** THE PROBLEM **
Print every line of the data below verbatim, leaving out the pictures.

-- START RAW DATA --

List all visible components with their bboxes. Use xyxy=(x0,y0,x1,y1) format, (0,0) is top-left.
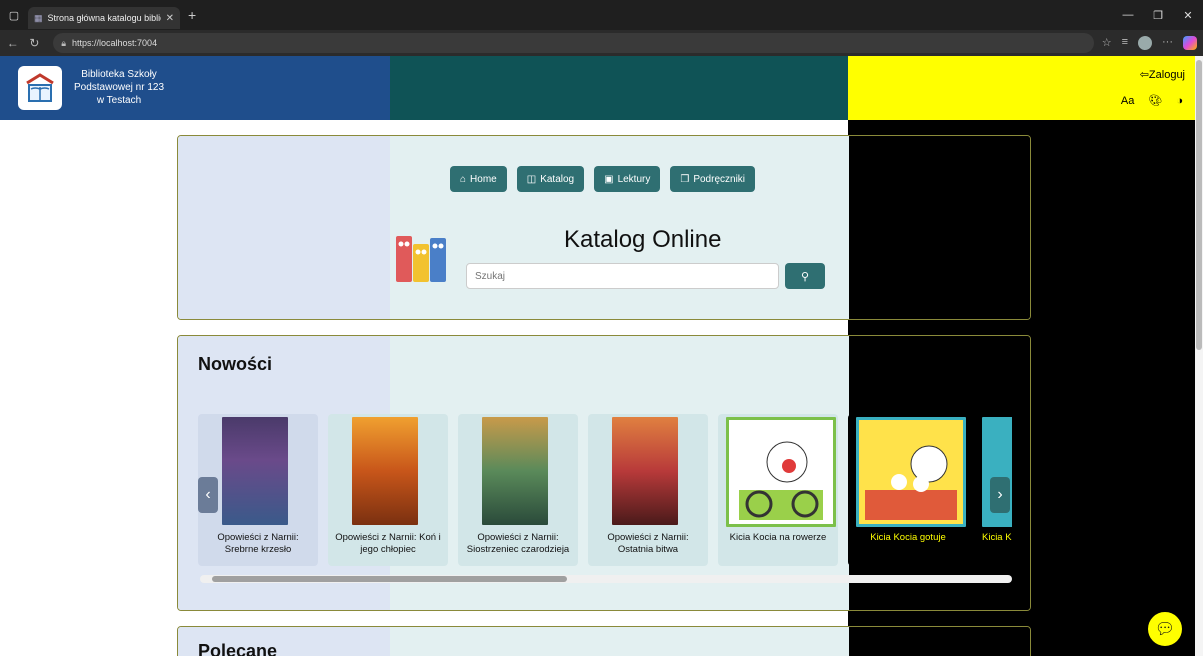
recommended-title: Polecane xyxy=(198,641,278,656)
home-icon: ⌂ xyxy=(460,173,467,185)
chevron-right-icon: › xyxy=(997,486,1003,503)
book-card[interactable]: Opowieści z Narnii: Koń i jego chłopiec xyxy=(328,414,448,566)
favorites-icon[interactable]: ≡ xyxy=(1122,36,1128,50)
font-size-toggle[interactable]: Aa xyxy=(1121,95,1134,107)
hero-section: ⌂ Home ◫ Katalog ▣ Lektury ❒ Podręczniki Kat… xyxy=(177,135,1031,320)
book-card[interactable]: Kicia Kocia na rowerze xyxy=(718,414,838,566)
copy-icon: ❒ xyxy=(680,173,690,185)
page-scrollbar-thumb[interactable] xyxy=(1196,60,1202,350)
nav-podreczniki-button[interactable]: ❒ Podręczniki xyxy=(670,166,756,192)
news-title: Nowości xyxy=(198,354,273,374)
nav-home-button[interactable]: ⌂ Home xyxy=(450,166,507,192)
page-scrollbar[interactable] xyxy=(1195,56,1203,656)
address-bar[interactable]: 🔒︎ https://localhost:7004 xyxy=(53,33,1094,53)
window-menu-icon[interactable]: ▢ xyxy=(0,0,28,30)
book-card[interactable]: Opowieści z Narnii: Ostatnia bitwa xyxy=(588,414,708,566)
news-carousel: Opowieści z Narnii: Srebrne krzesło Opow… xyxy=(198,414,1012,574)
bookmark-icon: ▣ xyxy=(604,173,614,185)
books-mascot-icon xyxy=(394,232,450,289)
book-cover xyxy=(222,417,288,525)
copilot-icon[interactable] xyxy=(1183,36,1197,50)
login-icon: ⇦ xyxy=(1139,69,1149,81)
book-cover xyxy=(352,417,418,525)
tab-favicon-icon: ▦ xyxy=(34,12,43,23)
reload-icon[interactable]: ↻ xyxy=(28,36,42,50)
carousel-next-button[interactable]: › xyxy=(990,477,1010,513)
recommended-section: Polecane xyxy=(177,626,1031,656)
lock-icon: 🔒︎ xyxy=(61,37,67,48)
book-cover xyxy=(726,417,836,527)
library-logo-icon[interactable] xyxy=(18,66,62,110)
book-cover xyxy=(482,417,548,525)
new-tab-icon[interactable]: + xyxy=(188,7,196,23)
url-text: https://localhost:7004 xyxy=(72,38,158,48)
book-cover xyxy=(612,417,678,525)
contrast-icon[interactable]: ◑ xyxy=(1176,95,1183,107)
chat-icon: 💬︎ xyxy=(1154,621,1176,638)
nav-lektury-button[interactable]: ▣ Lektury xyxy=(594,166,661,192)
address-bar-row: ← ↻ 🔒︎ https://localhost:7004 ☆ ≡ ··· xyxy=(0,30,1203,56)
news-section: Nowości Opowieści z Narnii: Srebrne krze… xyxy=(177,335,1031,611)
login-label: Zaloguj xyxy=(1148,69,1185,81)
tab-close-icon[interactable]: ✕ xyxy=(166,13,174,24)
library-name[interactable]: Biblioteka Szkoły Podstawowej nr 123 w T… xyxy=(64,68,174,107)
browser-titlebar: ▢ ▦ Strona główna katalogu biblioteki ✕ … xyxy=(0,0,1203,30)
more-options-icon[interactable]: ··· xyxy=(1162,36,1173,50)
close-window-icon[interactable]: ✕ xyxy=(1173,9,1203,22)
palette-icon[interactable]: 🎨︎ xyxy=(1148,94,1162,107)
favorite-star-icon[interactable]: ☆ xyxy=(1102,36,1112,50)
profile-avatar-icon[interactable] xyxy=(1138,36,1152,50)
browser-tab[interactable]: ▦ Strona główna katalogu biblioteki ✕ xyxy=(28,7,180,29)
search-icon: ⚲ xyxy=(800,270,810,283)
carousel-scrollbar-thumb[interactable] xyxy=(212,576,567,582)
main-nav: ⌂ Home ◫ Katalog ▣ Lektury ❒ Podręczniki xyxy=(450,166,756,192)
back-icon[interactable]: ← xyxy=(6,36,20,50)
chevron-left-icon: ‹ xyxy=(205,486,211,503)
book-cover xyxy=(856,417,966,527)
book-card[interactable]: Opowieści z Narnii: Siostrzeniec czarodz… xyxy=(458,414,578,566)
search-button[interactable]: ⚲ xyxy=(785,263,825,289)
minimize-icon[interactable]: — xyxy=(1113,9,1143,22)
carousel-prev-button[interactable]: ‹ xyxy=(198,477,218,513)
book-open-icon: ◫ xyxy=(526,173,537,185)
site-header: Biblioteka Szkoły Podstawowej nr 123 w T… xyxy=(0,56,1203,120)
carousel-scrollbar[interactable] xyxy=(200,575,1012,583)
page-title: Katalog Online xyxy=(564,226,722,253)
tab-title: Strona główna katalogu biblioteki xyxy=(47,13,161,23)
restore-icon[interactable]: ❐ xyxy=(1143,9,1173,22)
chat-button[interactable]: 💬︎ xyxy=(1146,610,1184,648)
book-card[interactable]: Kicia Kocia gotuje xyxy=(848,414,968,566)
search-input[interactable] xyxy=(466,263,779,289)
nav-katalog-button[interactable]: ◫ Katalog xyxy=(516,166,585,192)
login-link[interactable]: ⇦Zaloguj xyxy=(1140,68,1185,81)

-- END RAW DATA --

** WRITTEN SOLUTION **
List all visible components with their bboxes. Use xyxy=(x0,y0,x1,y1) format, (0,0) is top-left.
recommended-title: Polecane xyxy=(198,641,278,656)
home-icon: ⌂ xyxy=(460,173,467,185)
chevron-right-icon: › xyxy=(997,486,1003,503)
book-card[interactable]: Opowieści z Narnii: Koń i jego chłopiec xyxy=(328,414,448,566)
favorites-icon[interactable]: ≡ xyxy=(1122,36,1128,50)
font-size-toggle[interactable]: Aa xyxy=(1121,95,1134,107)
hero-section: ⌂ Home ◫ Katalog ▣ Lektury ❒ Podręczniki Kat… xyxy=(177,135,1031,320)
book-card[interactable]: Kicia Kocia na rowerze xyxy=(718,414,838,566)
copy-icon: ❒ xyxy=(680,173,690,185)
page-scrollbar-thumb[interactable] xyxy=(1196,60,1202,350)
nav-podreczniki-button[interactable]: ❒ Podręczniki xyxy=(670,166,756,192)
news-title: Nowości xyxy=(198,354,273,374)
nav-home-button[interactable]: ⌂ Home xyxy=(450,166,507,192)
page-scrollbar[interactable] xyxy=(1195,56,1203,656)
address-bar[interactable]: 🔒︎ https://localhost:7004 xyxy=(53,33,1094,53)
window-menu-icon[interactable]: ▢ xyxy=(0,0,28,30)
book-card[interactable]: Opowieści z Narnii: Ostatnia bitwa xyxy=(588,414,708,566)
news-carousel: Opowieści z Narnii: Srebrne krzesło Opow… xyxy=(198,414,1012,574)
bookmark-icon: ▣ xyxy=(604,173,614,185)
books-mascot-icon xyxy=(394,232,450,289)
book-cover xyxy=(222,417,288,525)
copilot-icon[interactable] xyxy=(1183,36,1197,50)
login-icon: ⇦ xyxy=(1139,69,1149,81)
book-cover xyxy=(352,417,418,525)
tab-favicon-icon: ▦ xyxy=(34,12,43,23)
reload-icon[interactable]: ↻ xyxy=(28,36,42,50)
carousel-next-button[interactable]: › xyxy=(990,477,1010,513)
recommended-section: Polecane xyxy=(177,626,1031,656)
lock-icon: 🔒︎ xyxy=(61,37,67,48)
book-cover xyxy=(726,417,836,527)
library-logo-icon[interactable] xyxy=(18,66,62,110)
book-cover xyxy=(482,417,548,525)
new-tab-icon[interactable]: + xyxy=(188,7,196,23)
url-text: https://localhost:7004 xyxy=(72,38,158,48)
book-cover xyxy=(612,417,678,525)
contrast-icon[interactable]: ◑ xyxy=(1176,95,1183,107)
chat-icon: 💬︎ xyxy=(1154,621,1176,638)
nav-lektury-button[interactable]: ▣ Lektury xyxy=(594,166,661,192)
address-bar-row: ← ↻ 🔒︎ https://localhost:7004 ☆ ≡ ··· xyxy=(0,30,1203,56)
news-section: Nowości Opowieści z Narnii: Srebrne krze… xyxy=(177,335,1031,611)
login-label: Zaloguj xyxy=(1148,69,1185,81)
tab-close-icon[interactable]: ✕ xyxy=(166,13,174,24)
library-name[interactable]: Biblioteka Szkoły Podstawowej nr 123 w T… xyxy=(64,68,174,107)
browser-titlebar: ▢ ▦ Strona główna katalogu biblioteki ✕ … xyxy=(0,0,1203,30)
more-options-icon[interactable]: ··· xyxy=(1162,36,1173,50)
close-window-icon[interactable]: ✕ xyxy=(1173,9,1203,22)
palette-icon[interactable]: 🎨︎ xyxy=(1148,94,1162,107)
favorite-star-icon[interactable]: ☆ xyxy=(1102,36,1112,50)
profile-avatar-icon[interactable] xyxy=(1138,36,1152,50)
browser-tab[interactable]: ▦ Strona główna katalogu biblioteki ✕ xyxy=(28,7,180,29)
search-icon: ⚲ xyxy=(800,270,810,283)
carousel-scrollbar-thumb[interactable] xyxy=(212,576,567,582)
main-nav: ⌂ Home ◫ Katalog ▣ Lektury ❒ Podręczniki xyxy=(450,166,756,192)
back-icon[interactable]: ← xyxy=(6,36,20,50)
chevron-left-icon: ‹ xyxy=(205,486,211,503)
book-cover xyxy=(856,417,966,527)
book-card[interactable]: Opowieści z Narnii: Siostrzeniec czarodz… xyxy=(458,414,578,566)
search-button[interactable]: ⚲ xyxy=(785,263,825,289)
minimize-icon[interactable]: — xyxy=(1113,9,1143,22)
carousel-prev-button[interactable]: ‹ xyxy=(198,477,218,513)
book-open-icon: ◫ xyxy=(526,173,537,185)
site-header: Biblioteka Szkoły Podstawowej nr 123 w T… xyxy=(0,56,1203,120)
carousel-scrollbar[interactable] xyxy=(200,575,1012,583)
page-title: Katalog Online xyxy=(564,226,722,253)
tab-title: Strona główna katalogu biblioteki xyxy=(47,13,161,23)
restore-icon[interactable]: ❐ xyxy=(1143,9,1173,22)
chat-button[interactable]: 💬︎ xyxy=(1146,610,1184,648)
book-card[interactable]: Kicia Kocia gotuje xyxy=(848,414,968,566)
search-input[interactable] xyxy=(466,263,779,289)
nav-katalog-button[interactable]: ◫ Katalog xyxy=(516,166,585,192)
login-link[interactable]: ⇦Zaloguj xyxy=(1140,68,1185,81)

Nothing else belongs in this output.